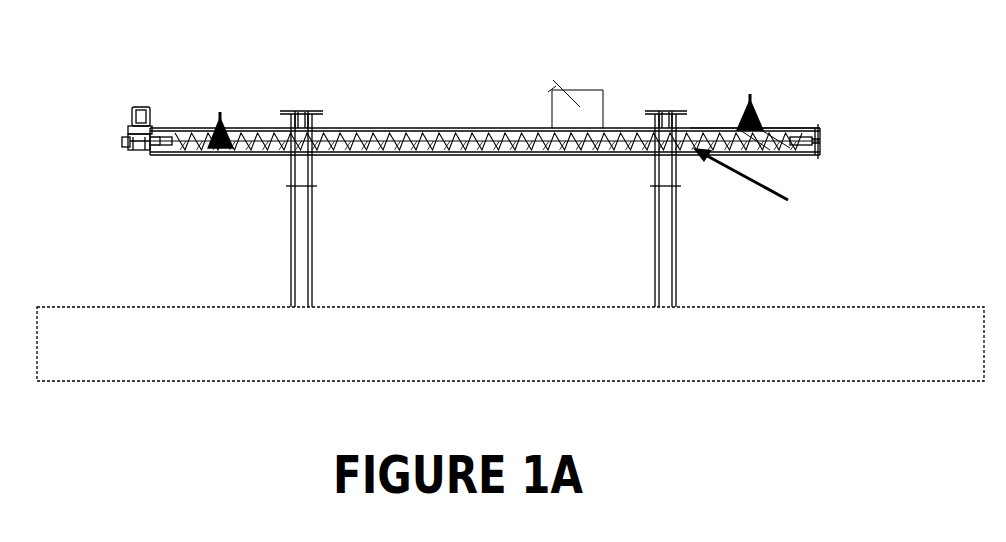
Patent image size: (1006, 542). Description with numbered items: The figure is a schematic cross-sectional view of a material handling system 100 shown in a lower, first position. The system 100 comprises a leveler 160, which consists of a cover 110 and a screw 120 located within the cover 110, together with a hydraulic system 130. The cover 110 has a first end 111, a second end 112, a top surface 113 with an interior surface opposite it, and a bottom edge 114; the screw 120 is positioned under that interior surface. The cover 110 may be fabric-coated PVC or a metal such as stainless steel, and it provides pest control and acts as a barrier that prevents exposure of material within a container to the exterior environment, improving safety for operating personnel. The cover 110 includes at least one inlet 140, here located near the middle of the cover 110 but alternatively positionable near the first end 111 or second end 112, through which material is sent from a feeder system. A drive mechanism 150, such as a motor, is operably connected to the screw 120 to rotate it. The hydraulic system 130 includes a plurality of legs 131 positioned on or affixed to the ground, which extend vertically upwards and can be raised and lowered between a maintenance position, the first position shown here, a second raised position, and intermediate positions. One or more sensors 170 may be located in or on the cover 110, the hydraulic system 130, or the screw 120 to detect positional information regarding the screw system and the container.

The material handling system 100 is at (623, 52).
The cover 110 is at (176, 128).
The first end 111 is at (812, 150).
The second end 112 is at (150, 150).
The top surface 113 is at (265, 128).
The bottom edge 114 is at (262, 152).
The screw 120 is at (700, 130).
The hydraulic system 130 is at (342, 242).
The legs 131 is at (303, 292).
The inlet 140 is at (569, 91).
The drive mechanism 150 is at (114, 112).
The leveler 160 is at (762, 188).
The sensors 170 is at (214, 118).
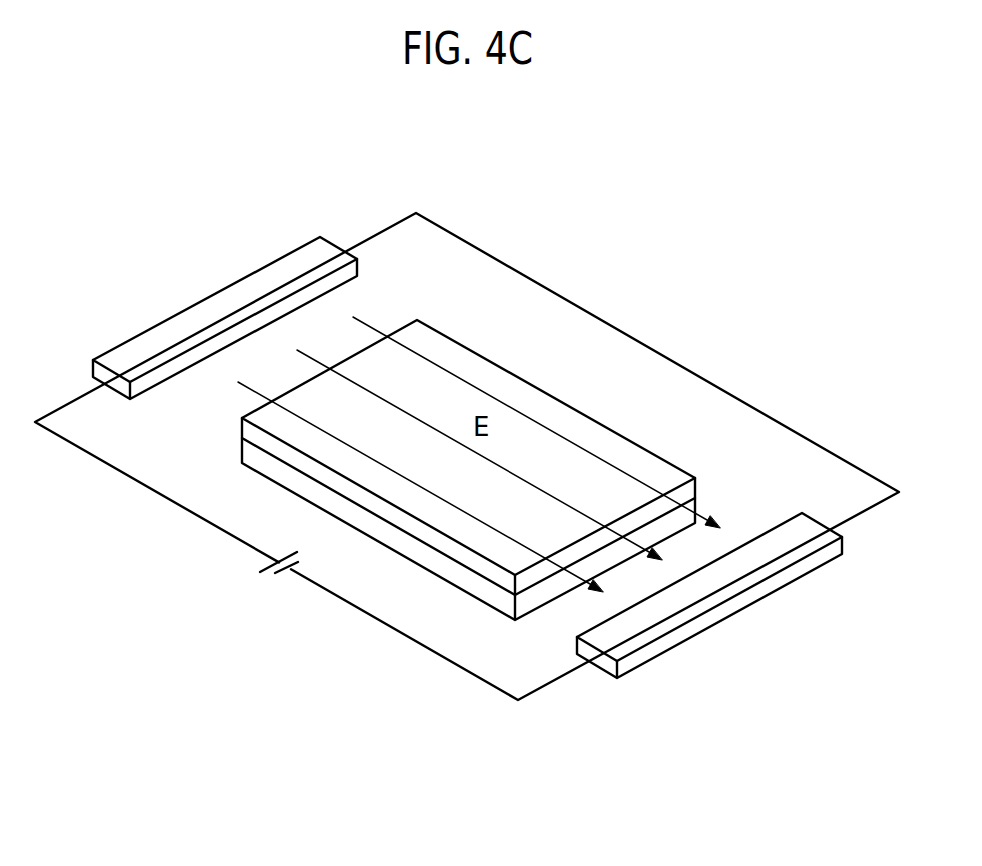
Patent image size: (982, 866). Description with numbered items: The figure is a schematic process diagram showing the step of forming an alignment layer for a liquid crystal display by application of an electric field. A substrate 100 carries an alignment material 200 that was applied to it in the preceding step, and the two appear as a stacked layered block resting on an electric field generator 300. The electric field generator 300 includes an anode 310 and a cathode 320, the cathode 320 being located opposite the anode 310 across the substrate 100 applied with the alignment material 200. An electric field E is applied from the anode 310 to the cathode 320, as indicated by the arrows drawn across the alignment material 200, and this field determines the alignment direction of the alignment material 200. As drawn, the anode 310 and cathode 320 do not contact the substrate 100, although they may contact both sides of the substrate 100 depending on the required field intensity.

The substrate 100 is at (245, 455).
The alignment material 200 is at (245, 425).
The electric field generator 300 is at (269, 588).
The anode 310 is at (190, 315).
The cathode 320 is at (758, 595).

:: WHAT YOU SHOULD DO ::
Put the lines above into a Markdown table with two columns, Row and Line text, giving each row a number and skipping blank lines. Leave the pictures out of your answer.

:: FINISHED EXERCISE ::
| Row | Line text |
|---|---|
| 1 | Patent image size: (1006, 542). Description with numbered items: The figure is a schematic cross-sectional view of a material handling system 100 shown in a lower, first position. The system 100 comprises a leveler 160, which consists of a cover 110 and a screw 120 located within the cover 110, together with a hydraulic system 130. The cover 110 has a first end 111, a second end 112, a top surface 113 with an interior surface opposite it, and a bottom edge 114; the screw 120 is positioned under that interior surface. The cover 110 may be fabric-coated PVC or a metal such as stainless steel, and it provides pest control and acts as a barrier that prevents exposure of material within a container to the exterior environment, improving safety for operating personnel. The cover 110 includes at least one inlet 140, here located near the middle of the cover 110 but alternatively positionable near the first end 111 or second end 112, through which material is sent from a feeder system. A drive mechanism 150, such as a motor, is operably connected to the screw 120 to rotate it. The hydraulic system 130 includes a plurality of legs 131 positioned on or affixed to the ground, which extend vertically upwards and can be raised and lowered between a maintenance position, the first position shown here, a second raised position, and intermediate positions. One or more sensors 170 may be located in or on the cover 110, the hydraulic system 130, or the screw 120 to detect positional information regarding the screw system and the container. |
| 2 | The material handling system 100 is at (623, 52). |
| 3 | The cover 110 is at (176, 128). |
| 4 | The first end 111 is at (812, 150). |
| 5 | The second end 112 is at (150, 150). |
| 6 | The top surface 113 is at (265, 128). |
| 7 | The bottom edge 114 is at (262, 152). |
| 8 | The screw 120 is at (700, 130). |
| 9 | The hydraulic system 130 is at (342, 242). |
| 10 | The legs 131 is at (303, 292). |
| 11 | The inlet 140 is at (569, 91). |
| 12 | The drive mechanism 150 is at (114, 112). |
| 13 | The leveler 160 is at (762, 188). |
| 14 | The sensors 170 is at (214, 118). |
| 15 | Patent image size: (982, 866). Description with numbered items: The figure is a schematic process diagram showing the step of forming an alignment layer for a liquid crystal display by application of an electric field. A substrate 100 carries an alignment material 200 that was applied to it in the preceding step, and the two appear as a stacked layered block resting on an electric field generator 300. The electric field generator 300 includes an anode 310 and a cathode 320, the cathode 320 being located opposite the anode 310 across the substrate 100 applied with the alignment material 200. An electric field E is applied from the anode 310 to the cathode 320, as indicated by the arrows drawn across the alignment material 200, and this field determines the alignment direction of the alignment material 200. As drawn, the anode 310 and cathode 320 do not contact the substrate 100, although they may contact both sides of the substrate 100 depending on the required field intensity. |
| 16 | The substrate 100 is at (245, 455). |
| 17 | The alignment material 200 is at (245, 425). |
| 18 | The electric field generator 300 is at (269, 588). |
| 19 | The anode 310 is at (190, 315). |
| 20 | The cathode 320 is at (758, 595). |